··· INPUT ROWS
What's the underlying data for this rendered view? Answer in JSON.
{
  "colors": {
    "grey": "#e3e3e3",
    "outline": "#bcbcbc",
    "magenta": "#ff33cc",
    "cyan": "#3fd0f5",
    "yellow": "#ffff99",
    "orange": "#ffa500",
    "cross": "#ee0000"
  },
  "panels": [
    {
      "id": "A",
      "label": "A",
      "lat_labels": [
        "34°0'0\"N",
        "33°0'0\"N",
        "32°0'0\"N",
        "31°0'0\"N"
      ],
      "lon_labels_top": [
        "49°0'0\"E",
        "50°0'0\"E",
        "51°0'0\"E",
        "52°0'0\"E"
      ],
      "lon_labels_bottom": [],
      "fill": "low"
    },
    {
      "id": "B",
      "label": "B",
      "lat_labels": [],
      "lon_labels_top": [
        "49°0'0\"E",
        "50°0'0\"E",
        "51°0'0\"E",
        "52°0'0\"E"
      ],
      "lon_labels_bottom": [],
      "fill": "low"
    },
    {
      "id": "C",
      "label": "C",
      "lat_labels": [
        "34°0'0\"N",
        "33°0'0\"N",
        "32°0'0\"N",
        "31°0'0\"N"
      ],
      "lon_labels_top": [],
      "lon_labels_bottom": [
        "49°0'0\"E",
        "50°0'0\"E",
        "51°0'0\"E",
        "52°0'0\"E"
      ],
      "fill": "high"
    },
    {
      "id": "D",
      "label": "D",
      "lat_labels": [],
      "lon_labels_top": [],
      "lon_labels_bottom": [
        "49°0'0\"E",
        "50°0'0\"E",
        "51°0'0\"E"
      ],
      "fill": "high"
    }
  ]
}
······
» TASK DESCRIPTION
Give all the records again. Match them exactly.

» ANSWER TO THIS EXERCISE
What's the underlying data for this rendered view? Answer in JSON.
{
  "colors": {
    "grey": "#e3e3e3",
    "outline": "#bcbcbc",
    "magenta": "#ff33cc",
    "cyan": "#3fd0f5",
    "yellow": "#ffff99",
    "orange": "#ffa500",
    "cross": "#ee0000"
  },
  "panels": [
    {
      "id": "A",
      "label": "A",
      "lat_labels": [
        "34°0'0\"N",
        "33°0'0\"N",
        "32°0'0\"N",
        "31°0'0\"N"
      ],
      "lon_labels_top": [
        "49°0'0\"E",
        "50°0'0\"E",
        "51°0'0\"E",
        "52°0'0\"E"
      ],
      "lon_labels_bottom": [],
      "fill": "low"
    },
    {
      "id": "B",
      "label": "B",
      "lat_labels": [],
      "lon_labels_top": [
        "49°0'0\"E",
        "50°0'0\"E",
        "51°0'0\"E",
        "52°0'0\"E"
      ],
      "lon_labels_bottom": [],
      "fill": "low"
    },
    {
      "id": "C",
      "label": "C",
      "lat_labels": [
        "34°0'0\"N",
        "33°0'0\"N",
        "32°0'0\"N",
        "31°0'0\"N"
      ],
      "lon_labels_top": [],
      "lon_labels_bottom": [
        "49°0'0\"E",
        "50°0'0\"E",
        "51°0'0\"E",
        "52°0'0\"E"
      ],
      "fill": "high"
    },
    {
      "id": "D",
      "label": "D",
      "lat_labels": [],
      "lon_labels_top": [],
      "lon_labels_bottom": [
        "49°0'0\"E",
        "50°0'0\"E",
        "51°0'0\"E"
      ],
      "fill": "high"
    }
  ]
}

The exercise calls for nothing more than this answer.